Request: Find how many lines in the data below include the word "structure", then write only that number.

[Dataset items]
▼
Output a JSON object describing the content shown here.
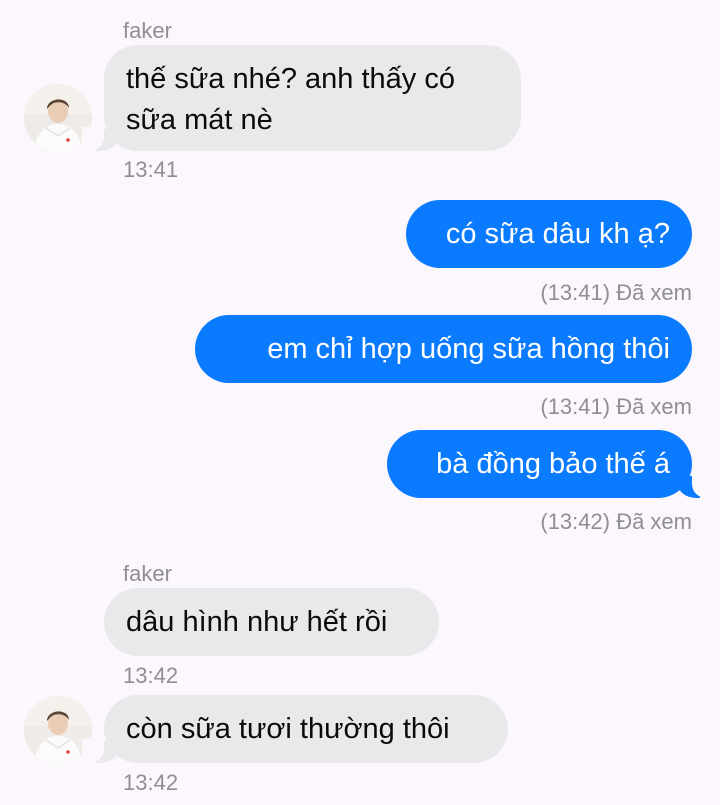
{
  "colors": {
    "background": "#fcf7fc",
    "incoming_bubble": "#e9e9eb",
    "outgoing_bubble": "#0a7bff",
    "meta_text": "#8e8e93"
  },
  "messages": [
    {
      "sender": "faker",
      "text_lines": [
        "thế sữa nhé? anh thấy có",
        "sữa mát nè"
      ],
      "time": "13:41"
    },
    {
      "text": "có sữa dâu kh ạ?",
      "time": "(13:41) Đã xem"
    },
    {
      "text": "em chỉ hợp uống sữa hồng thôi",
      "time": "(13:41) Đã xem"
    },
    {
      "text": "bà đồng bảo thế á",
      "time": "(13:42) Đã xem"
    },
    {
      "sender": "faker",
      "text": "dâu hình như hết rồi",
      "time": "13:42"
    },
    {
      "text": "còn sữa tươi thường thôi",
      "time": "13:42"
    }
  ]
}
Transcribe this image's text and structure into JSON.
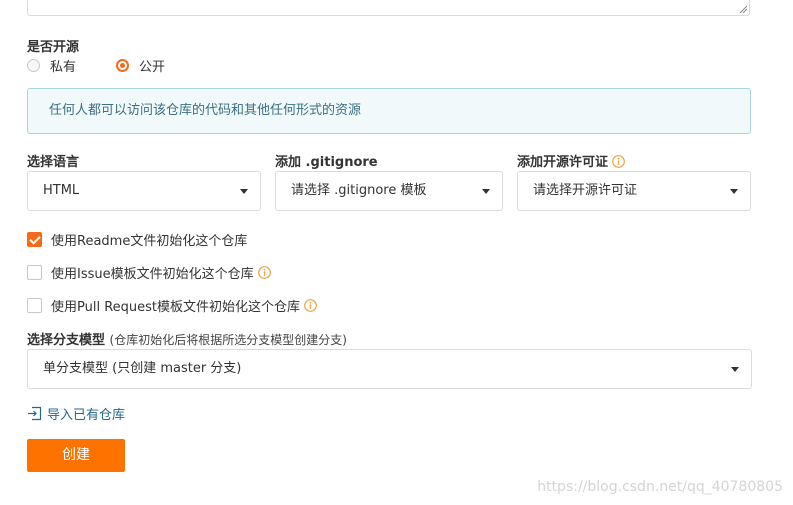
{
  "visibility": {
    "label": "是否开源",
    "options": [
      {
        "label": "私有",
        "checked": false
      },
      {
        "label": "公开",
        "checked": true
      }
    ],
    "notice": "任何人都可以访问该仓库的代码和其他任何形式的资源"
  },
  "language": {
    "label": "选择语言",
    "value": "HTML"
  },
  "gitignore": {
    "label": "添加 .gitignore",
    "value": "请选择 .gitignore 模板"
  },
  "license": {
    "label": "添加开源许可证",
    "value": "请选择开源许可证"
  },
  "init_options": [
    {
      "label": "使用Readme文件初始化这个仓库",
      "checked": true,
      "has_info": false
    },
    {
      "label": "使用Issue模板文件初始化这个仓库",
      "checked": false,
      "has_info": true
    },
    {
      "label": "使用Pull Request模板文件初始化这个仓库",
      "checked": false,
      "has_info": true
    }
  ],
  "branch_model": {
    "label": "选择分支模型",
    "hint": "(仓库初始化后将根据所选分支模型创建分支)",
    "value": "单分支模型 (只创建 master 分支)"
  },
  "import_link": "导入已有仓库",
  "create_button": "创建",
  "watermark": "https://blog.csdn.net/qq_40780805",
  "colors": {
    "accent": "#fe7300",
    "info_text": "#3b6f82",
    "info_border": "#a9d4de",
    "info_bg": "#f1f9fb",
    "link": "#1f6b8a",
    "info_icon": "#f0a340"
  }
}
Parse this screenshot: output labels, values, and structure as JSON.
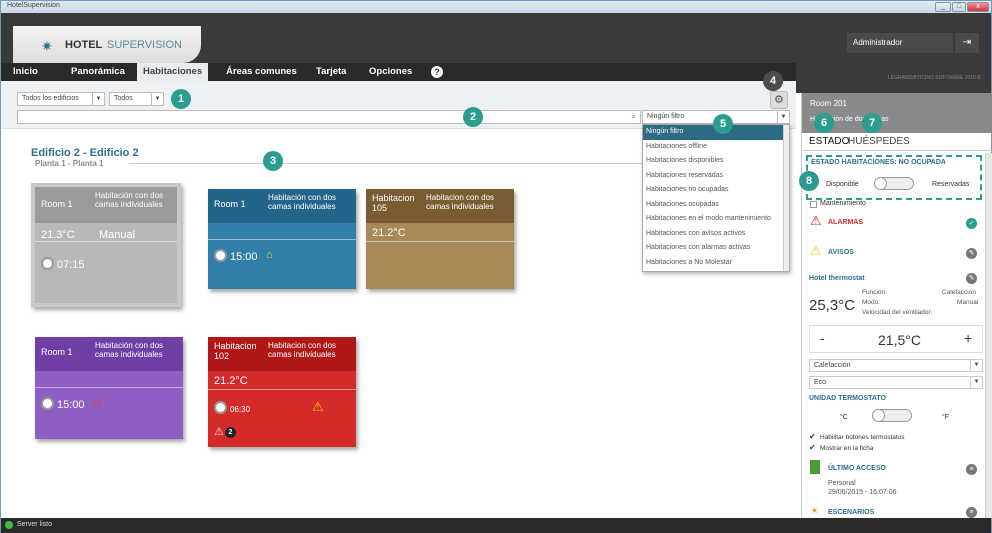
{
  "window": {
    "title": "HotelSupervision"
  },
  "header": {
    "logo_bold": "HOTEL",
    "logo_light": "SUPERVISION",
    "user": "Administrador",
    "version": "LEGRAND/BTICINO SOFTWARE 2015 ©"
  },
  "nav": {
    "tabs": [
      "Inicio",
      "Panorámica",
      "Habitaciones",
      "Áreas comunes",
      "Tarjeta",
      "Opciones"
    ],
    "help": "?"
  },
  "filters": {
    "building": "Todos los edificios",
    "floor": "Todos",
    "search_placeholder": "",
    "filter_value": "Ningún filtro"
  },
  "callouts": [
    "1",
    "2",
    "3",
    "4",
    "5",
    "6",
    "7",
    "8"
  ],
  "section": {
    "title": "Edificio 2 - Edificio 2",
    "subtitle": "Planta 1 - Planta 1"
  },
  "rooms": [
    {
      "name": "Room 1",
      "type": "Habitación con dos camas individuales",
      "temp": "21.3°C",
      "mode": "Manual",
      "time": "07:15",
      "color": "#a8a8a8"
    },
    {
      "name": "Room 1",
      "type": "Habitación con dos camas individuales",
      "temp": "",
      "mode": "",
      "time": "15:00",
      "color": "#2f7fa8"
    },
    {
      "name": "Habitacion 105",
      "type": "Habitacion con dos camas individuales",
      "temp": "21.2°C",
      "mode": "",
      "time": "",
      "color": "#a8895a"
    },
    {
      "name": "Room 1",
      "type": "Habitación con dos camas individuales",
      "temp": "",
      "mode": "",
      "time": "15:00",
      "color": "#8e5ec4"
    },
    {
      "name": "Habitacion 102",
      "type": "Habitacion con dos camas individuales",
      "temp": "21.2°C",
      "mode": "",
      "time": "06:30",
      "color": "#d42a2a",
      "alarm_count": "2"
    }
  ],
  "filter_options": [
    "Ningún filtro",
    "Habitaciones offline",
    "Habitaciones disponibles",
    "Habitaciones reservadas",
    "Habitaciones no ocupadas",
    "Habitaciones ocupadas",
    "Habitaciones en el modo mantenimiento",
    "Habitaciones con avisos activos",
    "Habitaciones con alarmas activas",
    "Habitaciones a No Molestar"
  ],
  "panel": {
    "room": "Room 201",
    "room_sub": "Habitación de dos camas",
    "tabs": [
      "ESTADO",
      "HUÉSPEDES"
    ],
    "estado_title": "ESTADO HABITACIONES: NO OCUPADA",
    "disponible": "Disponible",
    "reservadas": "Reservadas",
    "mantenimiento": "Mantenimiento",
    "alarmas": "ALARMAS",
    "avisos": "AVISOS",
    "thermostat": "Hotel thermostat",
    "current_temp": "25,3°C",
    "funcion_label": "Función:",
    "funcion_value": "Calefacción",
    "modo_label": "Modo:",
    "modo_value": "Manual",
    "velocidad": "Velocidad del ventilador:",
    "minus": "-",
    "setpoint": "21,5°C",
    "plus": "+",
    "sel_function": "Calefacción",
    "sel_mode": "Eco",
    "unidad": "UNIDAD TERMOSTATO",
    "unit_c": "°C",
    "unit_f": "°F",
    "check1": "Habilitar botones termostatos",
    "check2": "Mostrar en la ficha",
    "ultimo": "ÚLTIMO ACCESO",
    "ultimo_who": "Personal",
    "ultimo_when": "29/06/2015 - 16:07:06",
    "escenarios": "ESCENARIOS"
  },
  "status": {
    "text": "Server listo"
  }
}
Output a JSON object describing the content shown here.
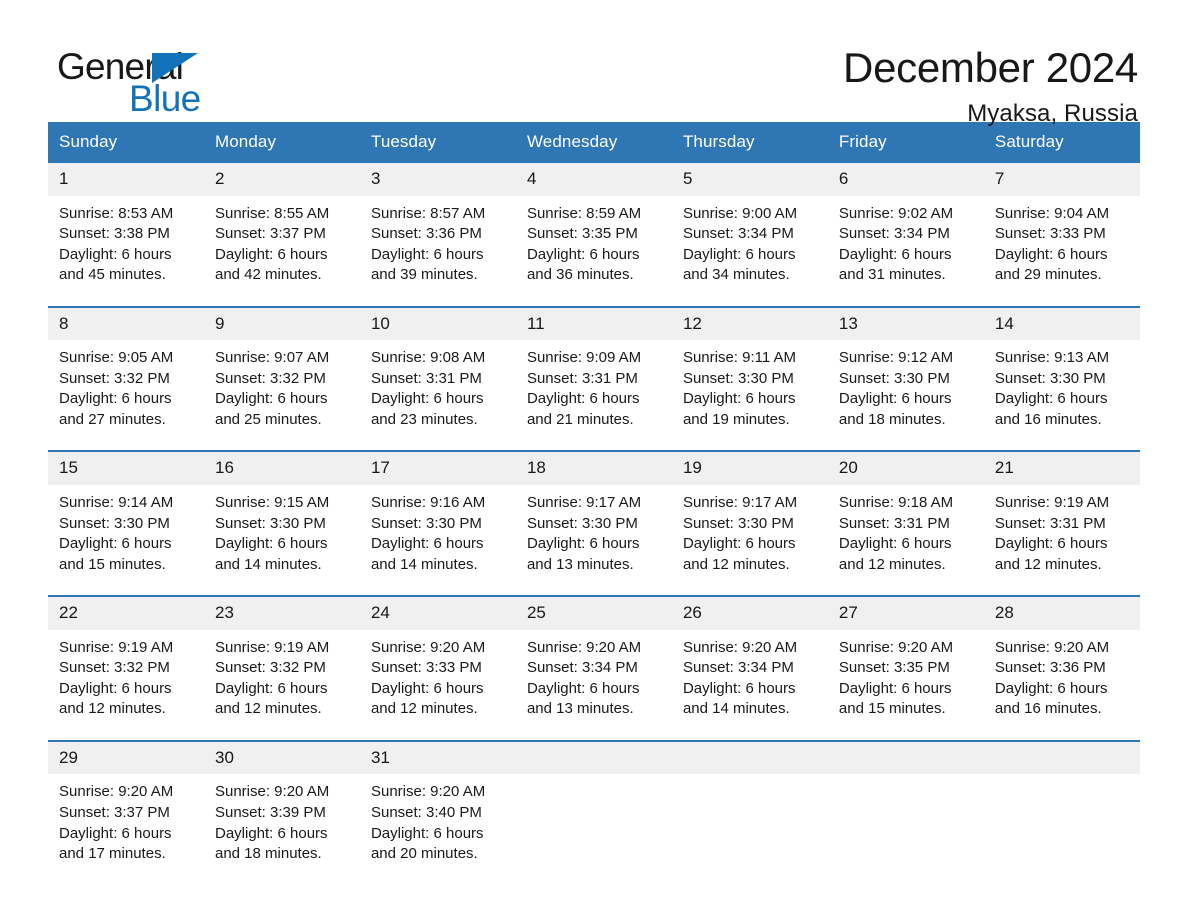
▲
Result for this task: 2